What is being asked → Write out the whole listing again, exactly.

Data extracted from a collection:
>> BEGIN

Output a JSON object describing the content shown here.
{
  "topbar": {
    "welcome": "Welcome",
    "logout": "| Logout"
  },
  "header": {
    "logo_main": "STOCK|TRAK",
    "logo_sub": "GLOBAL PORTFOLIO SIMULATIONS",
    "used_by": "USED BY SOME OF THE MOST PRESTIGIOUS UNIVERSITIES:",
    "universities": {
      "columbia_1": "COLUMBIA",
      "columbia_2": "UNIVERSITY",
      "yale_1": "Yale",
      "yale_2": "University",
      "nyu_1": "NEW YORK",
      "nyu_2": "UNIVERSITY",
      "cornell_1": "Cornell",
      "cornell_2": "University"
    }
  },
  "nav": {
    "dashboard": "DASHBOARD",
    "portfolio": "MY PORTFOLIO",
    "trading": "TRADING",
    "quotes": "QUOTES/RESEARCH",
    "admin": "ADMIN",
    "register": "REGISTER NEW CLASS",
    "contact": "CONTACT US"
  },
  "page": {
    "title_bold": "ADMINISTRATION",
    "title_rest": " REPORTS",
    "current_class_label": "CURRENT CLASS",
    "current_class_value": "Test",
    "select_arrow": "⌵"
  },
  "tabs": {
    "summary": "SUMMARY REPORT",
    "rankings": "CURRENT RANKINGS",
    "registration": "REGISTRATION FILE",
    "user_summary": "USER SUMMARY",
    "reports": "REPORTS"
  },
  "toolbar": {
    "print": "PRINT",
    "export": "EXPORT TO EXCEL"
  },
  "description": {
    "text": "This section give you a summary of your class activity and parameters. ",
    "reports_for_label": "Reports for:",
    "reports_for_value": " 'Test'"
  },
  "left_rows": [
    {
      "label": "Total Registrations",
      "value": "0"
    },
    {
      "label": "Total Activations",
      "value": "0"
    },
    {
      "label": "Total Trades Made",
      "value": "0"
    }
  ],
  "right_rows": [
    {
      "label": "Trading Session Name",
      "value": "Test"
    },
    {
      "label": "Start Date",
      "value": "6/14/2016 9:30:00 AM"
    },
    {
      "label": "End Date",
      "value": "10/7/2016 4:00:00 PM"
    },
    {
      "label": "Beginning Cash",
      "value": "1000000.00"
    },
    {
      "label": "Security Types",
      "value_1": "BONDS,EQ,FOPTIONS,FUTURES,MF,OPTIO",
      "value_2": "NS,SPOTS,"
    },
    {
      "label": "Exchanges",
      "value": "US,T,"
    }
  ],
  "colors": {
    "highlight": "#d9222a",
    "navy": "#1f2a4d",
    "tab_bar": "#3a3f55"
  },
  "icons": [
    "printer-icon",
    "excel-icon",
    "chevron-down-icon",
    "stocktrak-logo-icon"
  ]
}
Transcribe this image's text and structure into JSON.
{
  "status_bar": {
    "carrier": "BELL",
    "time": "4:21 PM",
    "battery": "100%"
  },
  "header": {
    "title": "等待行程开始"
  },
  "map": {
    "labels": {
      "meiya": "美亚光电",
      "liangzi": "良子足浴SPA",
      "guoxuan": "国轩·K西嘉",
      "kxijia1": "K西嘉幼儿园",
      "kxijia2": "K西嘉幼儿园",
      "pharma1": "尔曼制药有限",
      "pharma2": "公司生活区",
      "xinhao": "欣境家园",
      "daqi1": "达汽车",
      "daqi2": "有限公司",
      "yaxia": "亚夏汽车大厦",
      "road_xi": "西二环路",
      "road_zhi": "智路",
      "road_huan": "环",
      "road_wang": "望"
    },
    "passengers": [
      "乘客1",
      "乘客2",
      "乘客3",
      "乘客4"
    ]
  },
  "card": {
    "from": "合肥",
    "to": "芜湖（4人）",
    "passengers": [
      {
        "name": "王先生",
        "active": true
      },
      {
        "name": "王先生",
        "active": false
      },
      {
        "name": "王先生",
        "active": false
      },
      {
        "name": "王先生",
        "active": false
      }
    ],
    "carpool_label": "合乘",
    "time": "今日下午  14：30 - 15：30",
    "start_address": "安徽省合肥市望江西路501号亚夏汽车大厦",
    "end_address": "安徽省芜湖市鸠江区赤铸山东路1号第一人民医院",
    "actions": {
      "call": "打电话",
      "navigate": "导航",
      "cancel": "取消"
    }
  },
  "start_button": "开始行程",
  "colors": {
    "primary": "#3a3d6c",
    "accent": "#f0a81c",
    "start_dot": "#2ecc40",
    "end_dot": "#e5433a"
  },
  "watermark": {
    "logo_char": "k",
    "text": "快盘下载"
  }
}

>> END

Problem solution →
Output a JSON object describing the content shown here.
{
  "topbar": {
    "welcome": "Welcome",
    "logout": "| Logout"
  },
  "header": {
    "logo_main": "STOCK|TRAK",
    "logo_sub": "GLOBAL PORTFOLIO SIMULATIONS",
    "used_by": "USED BY SOME OF THE MOST PRESTIGIOUS UNIVERSITIES:",
    "universities": {
      "columbia_1": "COLUMBIA",
      "columbia_2": "UNIVERSITY",
      "yale_1": "Yale",
      "yale_2": "University",
      "nyu_1": "NEW YORK",
      "nyu_2": "UNIVERSITY",
      "cornell_1": "Cornell",
      "cornell_2": "University"
    }
  },
  "nav": {
    "dashboard": "DASHBOARD",
    "portfolio": "MY PORTFOLIO",
    "trading": "TRADING",
    "quotes": "QUOTES/RESEARCH",
    "admin": "ADMIN",
    "register": "REGISTER NEW CLASS",
    "contact": "CONTACT US"
  },
  "page": {
    "title_bold": "ADMINISTRATION",
    "title_rest": " REPORTS",
    "current_class_label": "CURRENT CLASS",
    "current_class_value": "Test",
    "select_arrow": "⌵"
  },
  "tabs": {
    "summary": "SUMMARY REPORT",
    "rankings": "CURRENT RANKINGS",
    "registration": "REGISTRATION FILE",
    "user_summary": "USER SUMMARY",
    "reports": "REPORTS"
  },
  "toolbar": {
    "print": "PRINT",
    "export": "EXPORT TO EXCEL"
  },
  "description": {
    "text": "This section give you a summary of your class activity and parameters. ",
    "reports_for_label": "Reports for:",
    "reports_for_value": " 'Test'"
  },
  "left_rows": [
    {
      "label": "Total Registrations",
      "value": "0"
    },
    {
      "label": "Total Activations",
      "value": "0"
    },
    {
      "label": "Total Trades Made",
      "value": "0"
    }
  ],
  "right_rows": [
    {
      "label": "Trading Session Name",
      "value": "Test"
    },
    {
      "label": "Start Date",
      "value": "6/14/2016 9:30:00 AM"
    },
    {
      "label": "End Date",
      "value": "10/7/2016 4:00:00 PM"
    },
    {
      "label": "Beginning Cash",
      "value": "1000000.00"
    },
    {
      "label": "Security Types",
      "value_1": "BONDS,EQ,FOPTIONS,FUTURES,MF,OPTIO",
      "value_2": "NS,SPOTS,"
    },
    {
      "label": "Exchanges",
      "value": "US,T,"
    }
  ],
  "colors": {
    "highlight": "#d9222a",
    "navy": "#1f2a4d",
    "tab_bar": "#3a3f55"
  },
  "icons": [
    "printer-icon",
    "excel-icon",
    "chevron-down-icon",
    "stocktrak-logo-icon"
  ]
}
Transcribe this image's text and structure into JSON.
{
  "status_bar": {
    "carrier": "BELL",
    "time": "4:21 PM",
    "battery": "100%"
  },
  "header": {
    "title": "等待行程开始"
  },
  "map": {
    "labels": {
      "meiya": "美亚光电",
      "liangzi": "良子足浴SPA",
      "guoxuan": "国轩·K西嘉",
      "kxijia1": "K西嘉幼儿园",
      "kxijia2": "K西嘉幼儿园",
      "pharma1": "尔曼制药有限",
      "pharma2": "公司生活区",
      "xinhao": "欣境家园",
      "daqi1": "达汽车",
      "daqi2": "有限公司",
      "yaxia": "亚夏汽车大厦",
      "road_xi": "西二环路",
      "road_zhi": "智路",
      "road_huan": "环",
      "road_wang": "望"
    },
    "passengers": [
      "乘客1",
      "乘客2",
      "乘客3",
      "乘客4"
    ]
  },
  "card": {
    "from": "合肥",
    "to": "芜湖（4人）",
    "passengers": [
      {
        "name": "王先生",
        "active": true
      },
      {
        "name": "王先生",
        "active": false
      },
      {
        "name": "王先生",
        "active": false
      },
      {
        "name": "王先生",
        "active": false
      }
    ],
    "carpool_label": "合乘",
    "time": "今日下午  14：30 - 15：30",
    "start_address": "安徽省合肥市望江西路501号亚夏汽车大厦",
    "end_address": "安徽省芜湖市鸠江区赤铸山东路1号第一人民医院",
    "actions": {
      "call": "打电话",
      "navigate": "导航",
      "cancel": "取消"
    }
  },
  "start_button": "开始行程",
  "colors": {
    "primary": "#3a3d6c",
    "accent": "#f0a81c",
    "start_dot": "#2ecc40",
    "end_dot": "#e5433a"
  },
  "watermark": {
    "logo_char": "k",
    "text": "快盘下载"
  }
}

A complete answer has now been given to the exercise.